WHAT TO DO
Please output the records below in full, exactly as given, but without the images.

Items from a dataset
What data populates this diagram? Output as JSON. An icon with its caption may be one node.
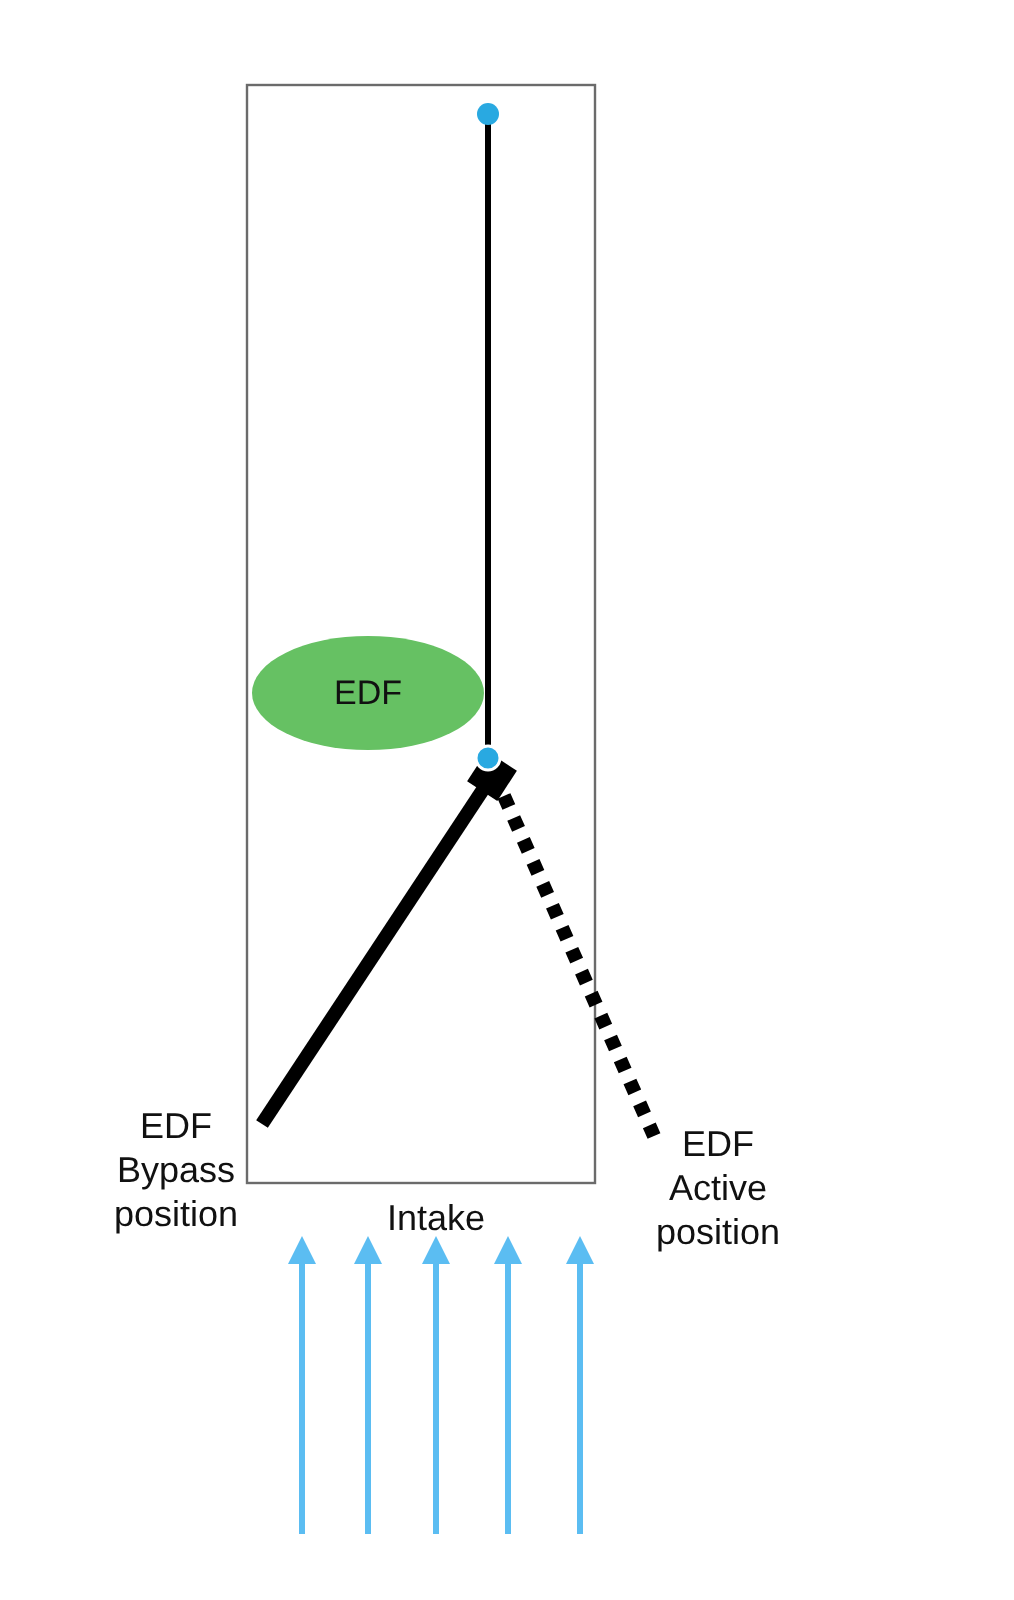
{
  "diagram": {
    "nodes": [
      {
        "text": [
          "EDF"
        ]
      }
    ],
    "labels": [
      "EDF Bypass position",
      "EDF Active position",
      "Intake"
    ]
  }
}
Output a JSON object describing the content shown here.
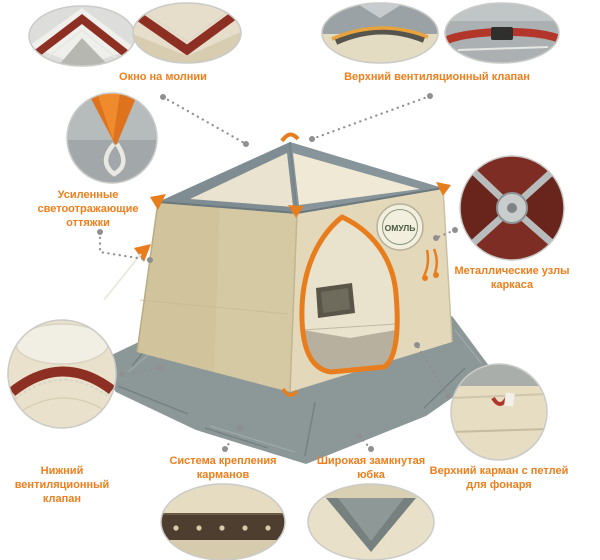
{
  "diagram": {
    "brand_logo": "ОМУЛЬ",
    "features": {
      "window": {
        "label": "Окно на молнии"
      },
      "top_vent": {
        "label": "Верхний вентиляционный клапан"
      },
      "guy_lines": {
        "label": "Усиленные светоотражающие оттяжки"
      },
      "frame_nodes": {
        "label": "Металлические узлы каркаса"
      },
      "bottom_vent": {
        "label": "Нижний вентиляционный клапан"
      },
      "pocket_system": {
        "label": "Система крепления карманов"
      },
      "skirt": {
        "label": "Широкая замкнутая юбка"
      },
      "top_pocket": {
        "label": "Верхний карман с петлей для фонаря"
      }
    },
    "colors": {
      "label_orange": "#f07e1b",
      "trim_orange": "#e87d1e",
      "wall_beige": "#d5c9a4",
      "roof_gray": "#7f8c91",
      "skirt_gray": "#8c9798",
      "accent_dark_red": "#8e2f23"
    }
  }
}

IN RESPONSE
What data populates this diagram? Output as JSON. An icon with its caption may be one node.
{
  "diagram": {
    "nodes": [
      {
        "text": [
          "EDF"
        ]
      }
    ],
    "labels": [
      "EDF Bypass position",
      "EDF Active position",
      "Intake"
    ]
  }
}
Output a JSON object describing the content shown here.
{
  "diagram": {
    "brand_logo": "ОМУЛЬ",
    "features": {
      "window": {
        "label": "Окно на молнии"
      },
      "top_vent": {
        "label": "Верхний вентиляционный клапан"
      },
      "guy_lines": {
        "label": "Усиленные светоотражающие оттяжки"
      },
      "frame_nodes": {
        "label": "Металлические узлы каркаса"
      },
      "bottom_vent": {
        "label": "Нижний вентиляционный клапан"
      },
      "pocket_system": {
        "label": "Система крепления карманов"
      },
      "skirt": {
        "label": "Широкая замкнутая юбка"
      },
      "top_pocket": {
        "label": "Верхний карман с петлей для фонаря"
      }
    },
    "colors": {
      "label_orange": "#f07e1b",
      "trim_orange": "#e87d1e",
      "wall_beige": "#d5c9a4",
      "roof_gray": "#7f8c91",
      "skirt_gray": "#8c9798",
      "accent_dark_red": "#8e2f23"
    }
  }
}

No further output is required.